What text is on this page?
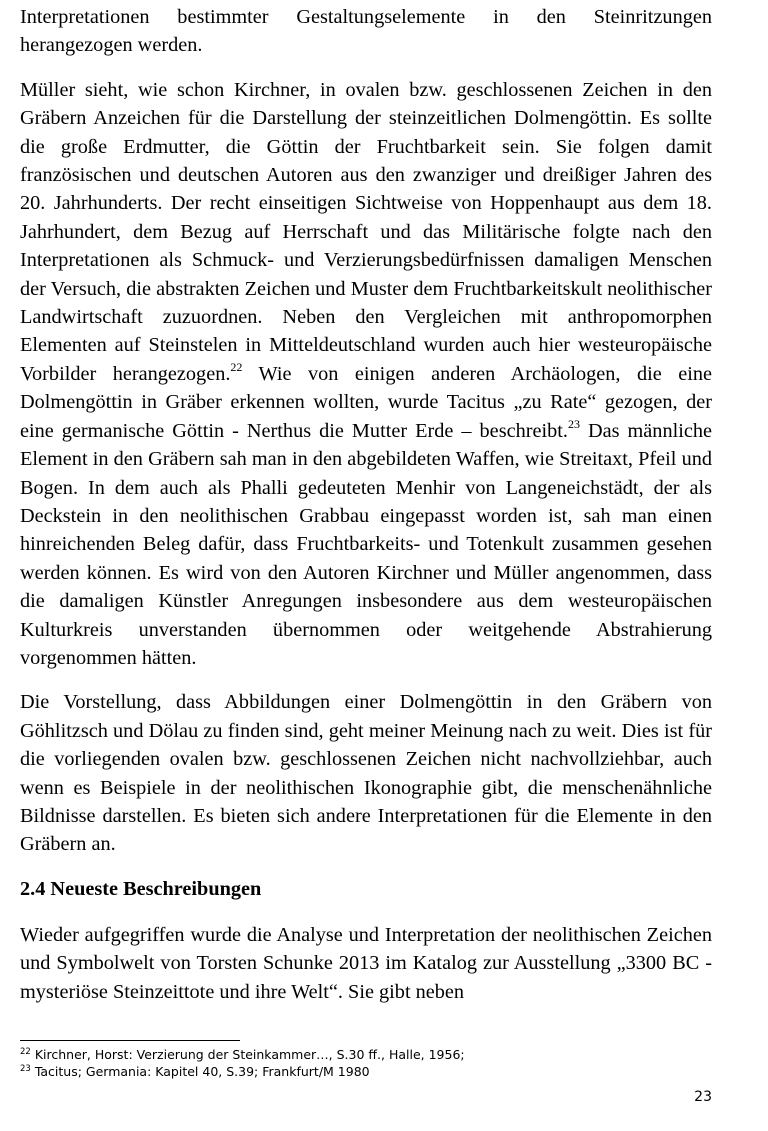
Interpretationen bestimmter Gestaltungselemente in den Steinritzungen herangezogen werden.

Müller sieht, wie schon Kirchner, in ovalen bzw. geschlossenen Zeichen in den Gräbern Anzeichen für die Darstellung der steinzeitlichen Dolmengöttin. Es sollte die große Erdmutter, die Göttin der Fruchtbarkeit sein. Sie folgen damit französischen und deutschen Autoren aus den zwanziger und dreißiger Jahren des 20. Jahrhunderts. Der recht einseitigen Sichtweise von Hoppenhaupt aus dem 18. Jahrhundert, dem Bezug auf Herrschaft und das Militärische folgte nach den Interpretationen als Schmuck- und Verzierungsbedürfnissen damaligen Menschen der Versuch, die abstrakten Zeichen und Muster dem Fruchtbarkeitskult neolithischer Landwirtschaft zuzuordnen. Neben den Vergleichen mit anthropomorphen Elementen auf Steinstelen in Mitteldeutschland wurden auch hier westeuropäische Vorbilder herangezogen.$^{22}$ Wie von einigen anderen Archäologen, die eine Dolmengöttin in Gräber erkennen wollten, wurde Tacitus „zu Rate“ gezogen, der eine germanische Göttin - Nerthus die Mutter Erde – beschreibt.$^{23}$ Das männliche Element in den Gräbern sah man in den abgebildeten Waffen, wie Streitaxt, Pfeil und Bogen. In dem auch als Phalli gedeuteten Menhir von Langeneichstädt, der als Deckstein in den neolithischen Grabbau eingepasst worden ist, sah man einen hinreichenden Beleg dafür, dass Fruchtbarkeits- und Totenkult zusammen gesehen werden können. Es wird von den Autoren Kirchner und Müller angenommen, dass die damaligen Künstler Anregungen insbesondere aus dem westeuropäischen Kulturkreis unverstanden übernommen oder weitgehende Abstrahierung vorgenommen hätten.

Die Vorstellung, dass Abbildungen einer Dolmengöttin in den Gräbern von Göhlitzsch und Dölau zu finden sind, geht meiner Meinung nach zu weit. Dies ist für die vorliegenden ovalen bzw. geschlossenen Zeichen nicht nachvollziehbar, auch wenn es Beispiele in der neolithischen Ikonographie gibt, die menschenähnliche Bildnisse darstellen. Es bieten sich andere Interpretationen für die Elemente in den Gräbern an.

2.4 Neueste Beschreibungen

Wieder aufgegriffen wurde die Analyse und Interpretation der neolithischen Zeichen und Symbolwelt von Torsten Schunke 2013 im Katalog zur Ausstellung „3300 BC - mysteriöse Steinzeittote und ihre Welt“. Sie gibt neben

$^{22}$ Kirchner, Horst: Verzierung der Steinkammer…, S.30 ff., Halle, 1956;
$^{23}$ Tacitus; Germania: Kapitel 40, S.39; Frankfurt/M 1980
23
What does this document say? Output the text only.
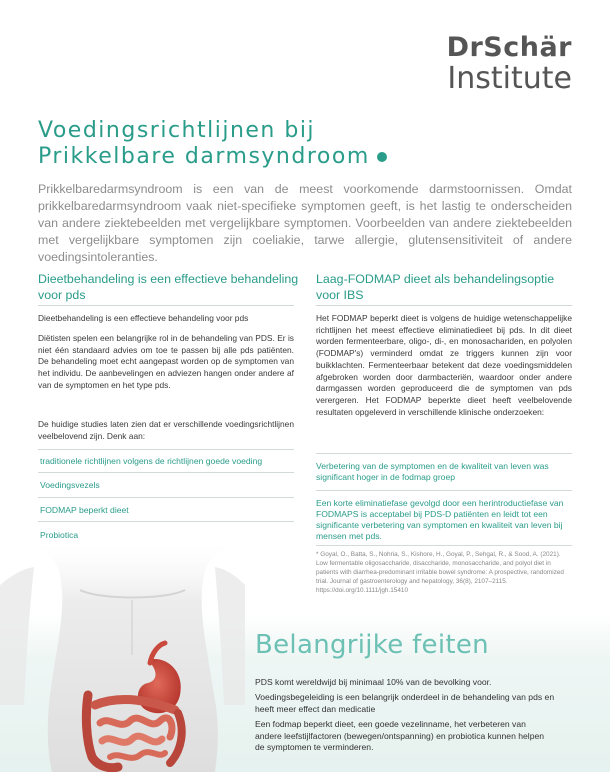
DrSchär
Institute
Voedingsrichtlijnen bij
Prikkelbare darmsyndroom

Prikkelbaredarmsyndroom is een van de meest voorkomende darmstoornissen. Omdat prikkelbaredarmsyndroom vaak niet-specifieke symptomen geeft, is het lastig te onderscheiden van andere ziektebeelden met vergelijkbare symptomen. Voorbeelden van andere ziektebeelden met vergelijkbare symptomen zijn coeliakie, tarwe allergie, glutensensitiviteit of andere voedingsintoleranties.

Dieetbehandeling is een effectieve behandeling voor pds

Dieetbehandeling is een effectieve behandeling voor pds

Diëtisten spelen een belangrijke rol in de behandeling van PDS. Er is niet één standaard advies om toe te passen bij alle pds patiënten. De behandeling moet echt aangepast worden op de symptomen van het individu. De aanbevelingen en adviezen hangen onder andere af van de symptomen en het type pds.

De huidige studies laten zien dat er verschillende voedingsrichtlijnen veelbelovend zijn. Denk aan:

traditionele richtlijnen volgens de richtlijnen goede voeding
Voedingsvezels
FODMAP beperkt dieet
Probiotica
Laag-FODMAP dieet als behandelingsoptie voor IBS

Het FODMAP beperkt dieet is volgens de huidige wetenschappelijke richtlijnen het meest effectieve eliminatiedieet bij pds. In dit dieet worden fermenteerbare, oligo-, di-, en monosachariden, en polyolen (FODMAP's) verminderd omdat ze triggers kunnen zijn voor buikklachten. Fermenteerbaar betekent dat deze voedingsmiddelen afgebroken worden door darmbacteriën, waardoor onder andere darmgassen worden geproduceerd die de symptomen van pds verergeren. Het FODMAP beperkte dieet heeft veelbelovende resultaten opgeleverd in verschillende klinische onderzoeken:

Verbetering van de symptomen en de kwaliteit van leven was significant hoger in de fodmap groep
Een korte eliminatiefase gevolgd door een herintroductiefase van FODMAPS is acceptabel bij PDS-D patiënten en leidt tot een significante verbetering van symptomen en kwaliteit van leven bij mensen met pds.

* Goyal, O., Batta, S., Nohria, S., Kishore, H., Goyal, P., Sehgal, R., & Sood, A. (2021). Low fermentable oligosaccharide, disaccharide, monosaccharide, and polyol diet in patients with diarrhea-predominant irritable bowel syndrome: A prospective, randomized trial. Journal of gastroenterology and hepatology, 36(8), 2107–2115. https://doi.org/10.1111/jgh.15410

Belangrijke feiten

PDS komt wereldwijd bij minimaal 10% van de bevolking voor.

Voedingsbegeleiding is een belangrijk onderdeel in de behandeling van pds en heeft meer effect dan medicatie

Een fodmap beperkt dieet, een goede vezelinname, het verbeteren van andere leefstijlfactoren (bewegen/ontspanning) en probiotica kunnen helpen de symptomen te verminderen.
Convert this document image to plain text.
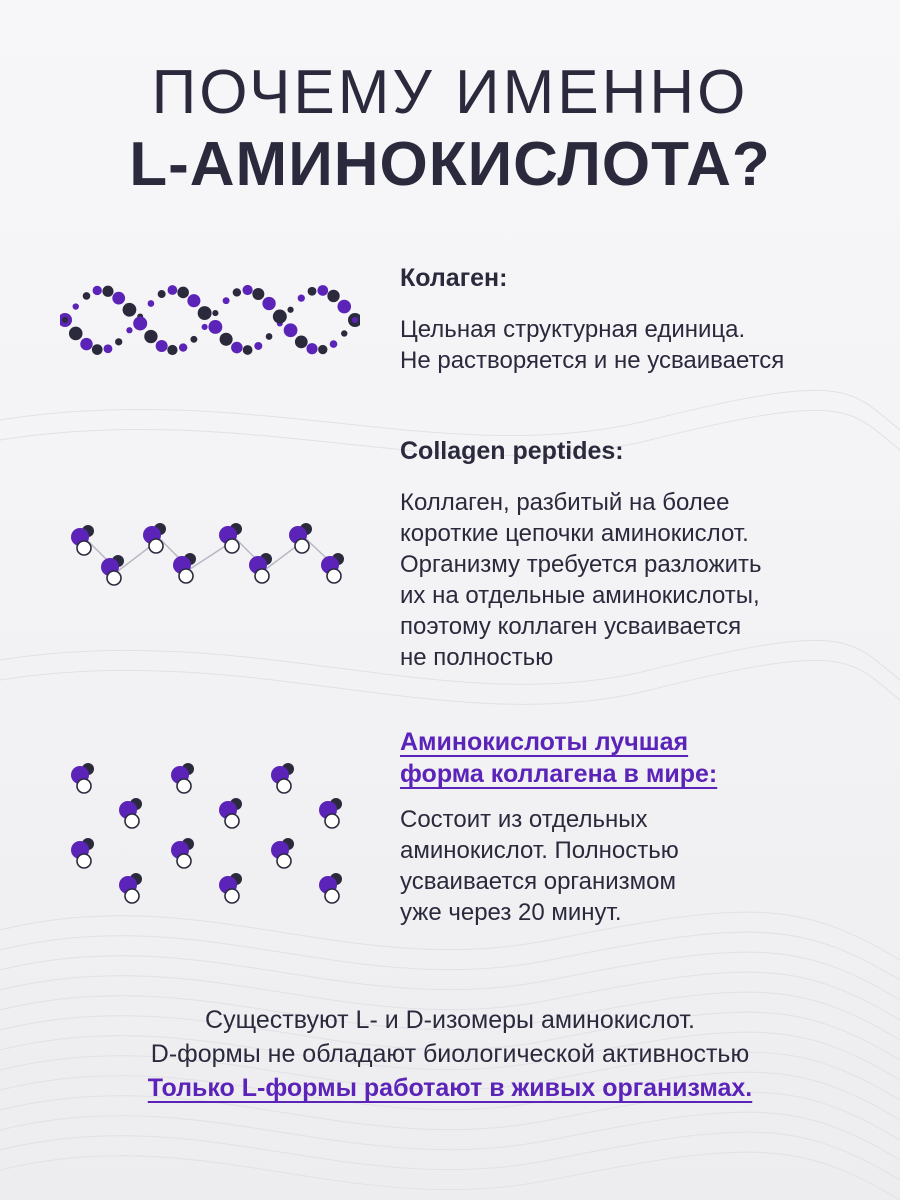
ПОЧЕМУ ИМЕННО
L-АМИНОКИСЛОТА?
Колаген:
Цельная структурная единица.
Не растворяется и не усваивается
Collagen peptides:
Коллаген, разбитый на более
короткие цепочки аминокислот.
Организму требуется разложить
их на отдельные аминокислоты,
поэтому коллаген усваивается
не полностью
Аминокислоты лучшая
форма коллагена в мире:
Состоит из отдельных
аминокислот. Полностью
усваивается организмом
уже через 20 минут.
Существуют L- и D-изомеры аминокислот.
D-формы не обладают биологической активностью
Только L-формы работают в живых организмах.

--------------------------------------------------

**EXERCISE**.
Within the material above, find every line containing the word "усваивается" and copy it.

**FINAL ANSWER**.
Не растворяется и не усваивается
поэтому коллаген усваивается
усваивается организмом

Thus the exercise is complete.